_Listed entries_
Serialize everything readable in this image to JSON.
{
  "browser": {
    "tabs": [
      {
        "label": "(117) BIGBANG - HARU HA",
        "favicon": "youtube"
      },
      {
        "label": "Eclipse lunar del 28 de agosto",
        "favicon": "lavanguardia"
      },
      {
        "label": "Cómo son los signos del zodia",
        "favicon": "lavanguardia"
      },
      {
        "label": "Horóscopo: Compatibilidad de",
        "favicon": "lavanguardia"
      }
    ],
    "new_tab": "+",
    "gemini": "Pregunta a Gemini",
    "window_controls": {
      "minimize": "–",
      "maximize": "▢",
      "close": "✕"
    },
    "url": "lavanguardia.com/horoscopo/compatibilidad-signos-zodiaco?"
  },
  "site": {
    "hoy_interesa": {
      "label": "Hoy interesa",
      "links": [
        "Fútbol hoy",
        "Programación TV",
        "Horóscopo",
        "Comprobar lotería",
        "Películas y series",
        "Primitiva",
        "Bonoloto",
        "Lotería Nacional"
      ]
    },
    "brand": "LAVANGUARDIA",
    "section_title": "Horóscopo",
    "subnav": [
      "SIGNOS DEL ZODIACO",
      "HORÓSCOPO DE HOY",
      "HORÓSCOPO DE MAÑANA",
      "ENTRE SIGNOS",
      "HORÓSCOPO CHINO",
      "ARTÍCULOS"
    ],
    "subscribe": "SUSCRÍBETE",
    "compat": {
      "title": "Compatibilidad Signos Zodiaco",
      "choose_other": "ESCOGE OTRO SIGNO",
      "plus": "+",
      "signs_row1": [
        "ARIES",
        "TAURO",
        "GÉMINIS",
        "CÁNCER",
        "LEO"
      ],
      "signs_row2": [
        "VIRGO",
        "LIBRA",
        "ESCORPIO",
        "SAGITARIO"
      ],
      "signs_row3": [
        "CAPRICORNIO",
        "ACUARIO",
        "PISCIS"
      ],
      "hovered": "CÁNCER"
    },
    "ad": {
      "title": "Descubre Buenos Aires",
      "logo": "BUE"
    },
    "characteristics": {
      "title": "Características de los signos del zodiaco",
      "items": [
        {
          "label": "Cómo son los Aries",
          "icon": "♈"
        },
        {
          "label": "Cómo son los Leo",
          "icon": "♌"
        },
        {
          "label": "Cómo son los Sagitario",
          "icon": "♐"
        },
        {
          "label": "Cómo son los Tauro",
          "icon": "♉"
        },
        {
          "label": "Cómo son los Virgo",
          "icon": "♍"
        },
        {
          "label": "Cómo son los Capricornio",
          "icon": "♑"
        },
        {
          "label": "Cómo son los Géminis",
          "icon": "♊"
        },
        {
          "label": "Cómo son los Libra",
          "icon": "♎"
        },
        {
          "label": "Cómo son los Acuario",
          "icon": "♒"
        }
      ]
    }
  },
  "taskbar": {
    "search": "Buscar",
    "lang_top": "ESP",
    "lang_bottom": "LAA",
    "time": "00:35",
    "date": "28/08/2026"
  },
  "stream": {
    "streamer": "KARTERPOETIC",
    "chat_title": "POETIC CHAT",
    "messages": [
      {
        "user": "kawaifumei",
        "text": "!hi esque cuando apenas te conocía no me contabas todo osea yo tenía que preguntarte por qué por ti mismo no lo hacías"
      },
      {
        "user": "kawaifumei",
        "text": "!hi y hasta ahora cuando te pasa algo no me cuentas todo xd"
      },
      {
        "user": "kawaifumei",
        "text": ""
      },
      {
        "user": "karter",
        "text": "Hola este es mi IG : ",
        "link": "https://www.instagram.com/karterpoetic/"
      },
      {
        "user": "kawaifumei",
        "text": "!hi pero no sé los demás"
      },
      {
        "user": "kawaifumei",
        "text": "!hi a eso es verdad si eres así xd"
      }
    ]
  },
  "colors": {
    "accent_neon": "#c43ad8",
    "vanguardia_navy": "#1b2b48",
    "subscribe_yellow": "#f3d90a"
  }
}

_Problem statement_
Repeat the data above exactly.

_The response_
Serialize everything readable in this image to JSON.
{
  "browser": {
    "tabs": [
      {
        "label": "(117) BIGBANG - HARU HA",
        "favicon": "youtube"
      },
      {
        "label": "Eclipse lunar del 28 de agosto",
        "favicon": "lavanguardia"
      },
      {
        "label": "Cómo son los signos del zodia",
        "favicon": "lavanguardia"
      },
      {
        "label": "Horóscopo: Compatibilidad de",
        "favicon": "lavanguardia"
      }
    ],
    "new_tab": "+",
    "gemini": "Pregunta a Gemini",
    "window_controls": {
      "minimize": "–",
      "maximize": "▢",
      "close": "✕"
    },
    "url": "lavanguardia.com/horoscopo/compatibilidad-signos-zodiaco?"
  },
  "site": {
    "hoy_interesa": {
      "label": "Hoy interesa",
      "links": [
        "Fútbol hoy",
        "Programación TV",
        "Horóscopo",
        "Comprobar lotería",
        "Películas y series",
        "Primitiva",
        "Bonoloto",
        "Lotería Nacional"
      ]
    },
    "brand": "LAVANGUARDIA",
    "section_title": "Horóscopo",
    "subnav": [
      "SIGNOS DEL ZODIACO",
      "HORÓSCOPO DE HOY",
      "HORÓSCOPO DE MAÑANA",
      "ENTRE SIGNOS",
      "HORÓSCOPO CHINO",
      "ARTÍCULOS"
    ],
    "subscribe": "SUSCRÍBETE",
    "compat": {
      "title": "Compatibilidad Signos Zodiaco",
      "choose_other": "ESCOGE OTRO SIGNO",
      "plus": "+",
      "signs_row1": [
        "ARIES",
        "TAURO",
        "GÉMINIS",
        "CÁNCER",
        "LEO"
      ],
      "signs_row2": [
        "VIRGO",
        "LIBRA",
        "ESCORPIO",
        "SAGITARIO"
      ],
      "signs_row3": [
        "CAPRICORNIO",
        "ACUARIO",
        "PISCIS"
      ],
      "hovered": "CÁNCER"
    },
    "ad": {
      "title": "Descubre Buenos Aires",
      "logo": "BUE"
    },
    "characteristics": {
      "title": "Características de los signos del zodiaco",
      "items": [
        {
          "label": "Cómo son los Aries",
          "icon": "♈"
        },
        {
          "label": "Cómo son los Leo",
          "icon": "♌"
        },
        {
          "label": "Cómo son los Sagitario",
          "icon": "♐"
        },
        {
          "label": "Cómo son los Tauro",
          "icon": "♉"
        },
        {
          "label": "Cómo son los Virgo",
          "icon": "♍"
        },
        {
          "label": "Cómo son los Capricornio",
          "icon": "♑"
        },
        {
          "label": "Cómo son los Géminis",
          "icon": "♊"
        },
        {
          "label": "Cómo son los Libra",
          "icon": "♎"
        },
        {
          "label": "Cómo son los Acuario",
          "icon": "♒"
        }
      ]
    }
  },
  "taskbar": {
    "search": "Buscar",
    "lang_top": "ESP",
    "lang_bottom": "LAA",
    "time": "00:35",
    "date": "28/08/2026"
  },
  "stream": {
    "streamer": "KARTERPOETIC",
    "chat_title": "POETIC CHAT",
    "messages": [
      {
        "user": "kawaifumei",
        "text": "!hi esque cuando apenas te conocía no me contabas todo osea yo tenía que preguntarte por qué por ti mismo no lo hacías"
      },
      {
        "user": "kawaifumei",
        "text": "!hi y hasta ahora cuando te pasa algo no me cuentas todo xd"
      },
      {
        "user": "kawaifumei",
        "text": ""
      },
      {
        "user": "karter",
        "text": "Hola este es mi IG : ",
        "link": "https://www.instagram.com/karterpoetic/"
      },
      {
        "user": "kawaifumei",
        "text": "!hi pero no sé los demás"
      },
      {
        "user": "kawaifumei",
        "text": "!hi a eso es verdad si eres así xd"
      }
    ]
  },
  "colors": {
    "accent_neon": "#c43ad8",
    "vanguardia_navy": "#1b2b48",
    "subscribe_yellow": "#f3d90a"
  }
}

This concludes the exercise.